- _Passage provided_:
*****

Cloning and expression analysis of two catalase genes from Aspergillus oryzae

Fungi contain distinct genes encoding the same class of enzyme that are differentially regulated according to conditions. We cloned two catalase genes, catA and catB, from Aspergillus oryzae. The catA gene predicts a 747-amino-acid polypeptide sharing 81% identity with Aspergillus fumigatus catalase (catA) and 77% with Aspergillus nidulans catalase (catA). The catB gene predicts a 725-amino-acid polypeptide sharing 82% identity with A. fumigatus catalase (catB) and 75% with A. nidulans catalase (catB). However, the catA and catB genes share little homology (41%) with one another, suggesting that each gene belongs to a distinct gene family. Overexpression studies demonstrated that both genes encode a functional catalase. Promoter assays indicated that the catA gene is developmentally regulated as it was preferentially expressed in solid-state cultures undergoing sporulation. However, its expression was not affected by hydrogen peroxide treatment. Conversely, the catB gene was highly expressed under all culture conditions tested, and it was induced by hydrogen peroxide treatment. These results suggest that the catB gene may be mainly used for detoxification of oxidative stress while the catA gene may have another role such as chaperoning proteins in the spore.

*****

- _Given entries_:
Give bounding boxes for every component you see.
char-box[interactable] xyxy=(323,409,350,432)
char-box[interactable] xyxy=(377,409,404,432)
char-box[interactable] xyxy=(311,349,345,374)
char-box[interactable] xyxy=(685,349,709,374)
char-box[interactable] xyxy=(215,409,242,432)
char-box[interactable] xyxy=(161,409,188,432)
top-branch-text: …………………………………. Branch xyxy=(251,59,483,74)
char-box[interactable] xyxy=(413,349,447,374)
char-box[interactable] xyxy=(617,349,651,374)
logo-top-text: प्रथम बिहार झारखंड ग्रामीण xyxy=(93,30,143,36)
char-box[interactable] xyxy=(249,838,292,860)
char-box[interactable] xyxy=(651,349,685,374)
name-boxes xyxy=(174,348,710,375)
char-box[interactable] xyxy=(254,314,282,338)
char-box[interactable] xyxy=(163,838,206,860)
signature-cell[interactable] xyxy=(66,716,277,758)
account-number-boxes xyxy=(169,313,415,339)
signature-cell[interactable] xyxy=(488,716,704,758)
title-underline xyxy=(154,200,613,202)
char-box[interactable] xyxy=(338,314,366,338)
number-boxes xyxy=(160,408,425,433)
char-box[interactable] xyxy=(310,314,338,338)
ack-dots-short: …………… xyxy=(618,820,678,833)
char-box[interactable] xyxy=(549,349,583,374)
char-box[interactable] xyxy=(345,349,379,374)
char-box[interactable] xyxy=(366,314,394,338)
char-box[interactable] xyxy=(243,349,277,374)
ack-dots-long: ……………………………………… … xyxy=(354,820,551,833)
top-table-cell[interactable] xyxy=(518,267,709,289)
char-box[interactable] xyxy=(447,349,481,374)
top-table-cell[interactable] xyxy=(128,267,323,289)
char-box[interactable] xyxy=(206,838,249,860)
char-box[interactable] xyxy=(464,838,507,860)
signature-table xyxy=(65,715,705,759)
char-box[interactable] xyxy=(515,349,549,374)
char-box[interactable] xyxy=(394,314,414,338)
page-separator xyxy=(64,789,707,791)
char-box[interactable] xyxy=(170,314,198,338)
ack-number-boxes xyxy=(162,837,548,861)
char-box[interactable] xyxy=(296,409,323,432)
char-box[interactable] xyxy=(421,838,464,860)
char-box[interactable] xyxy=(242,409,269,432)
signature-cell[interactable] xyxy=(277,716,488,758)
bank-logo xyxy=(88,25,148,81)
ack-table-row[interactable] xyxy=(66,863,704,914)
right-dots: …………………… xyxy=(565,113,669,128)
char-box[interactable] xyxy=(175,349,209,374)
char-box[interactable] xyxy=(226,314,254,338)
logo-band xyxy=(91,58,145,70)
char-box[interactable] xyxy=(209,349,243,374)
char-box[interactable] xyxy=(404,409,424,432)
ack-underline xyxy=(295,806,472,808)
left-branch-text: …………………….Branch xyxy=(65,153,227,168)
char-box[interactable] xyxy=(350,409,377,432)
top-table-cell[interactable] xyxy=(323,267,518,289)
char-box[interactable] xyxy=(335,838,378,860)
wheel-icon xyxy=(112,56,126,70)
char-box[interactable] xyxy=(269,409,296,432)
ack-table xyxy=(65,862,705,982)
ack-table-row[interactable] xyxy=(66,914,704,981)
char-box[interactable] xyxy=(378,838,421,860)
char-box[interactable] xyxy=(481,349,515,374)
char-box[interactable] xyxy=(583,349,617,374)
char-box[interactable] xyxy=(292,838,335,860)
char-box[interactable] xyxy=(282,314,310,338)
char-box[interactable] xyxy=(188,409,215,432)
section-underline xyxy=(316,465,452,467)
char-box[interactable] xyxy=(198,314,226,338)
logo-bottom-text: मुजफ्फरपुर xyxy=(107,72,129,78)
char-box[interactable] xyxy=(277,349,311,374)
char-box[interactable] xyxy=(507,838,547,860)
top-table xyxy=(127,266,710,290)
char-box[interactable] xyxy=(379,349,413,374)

*****

- _Work instructions_:
1 – According to the text on the two catalase genes from Aspergillus oryzae, how much homology do catA and catB share with each other?
2 – Rewrite the paragraph of the catalase gene text that begins "Fungi contain distinct genes" as a short bulleted list that keeps its main facts.
3 – Summarize the catalase gene text in two sentences.

- _List of solutions_:
1 – They share little homology, 41%.

2 –
- Fungi have distinct genes for the same class of enzyme that are regulated differently depending on conditions.
- Two catalase genes, catA and catB, were cloned from Aspergillus oryzae.
- catA predicts a 747-amino-acid polypeptide, 81% identical to A. fumigatus catA and 77% to A. nidulans catA.
- catB predicts a 725-amino-acid polypeptide, 82% identical to A. fumigatus catB and 75% to A. nidulans catB.
- catA and catB share only 41% homology, suggesting they belong to distinct gene families.
- Overexpression showed that both genes encode a functional catalase.
- catA is developmentally regulated: it was expressed mainly in solid-state cultures undergoing sporulation and was not affected by hydrogen peroxide.
- catB was highly expressed under all culture conditions tested and was induced by hydrogen peroxide.
- catB may serve mainly to detoxify oxidative stress, while catA may have another role, such as chaperoning proteins in the spore.

3 – Two catalase genes, catA and catB, were cloned from Aspergillus oryzae, and although both encode a functional catalase, they share only 41% homology and seem to belong to distinct gene families. catA is expressed mainly during sporulation and does not respond to hydrogen peroxide, while catB is highly expressed under all conditions tested and is induced by hydrogen peroxide, which suggests catB mainly handles oxidative stress and catA may have another role in the spore.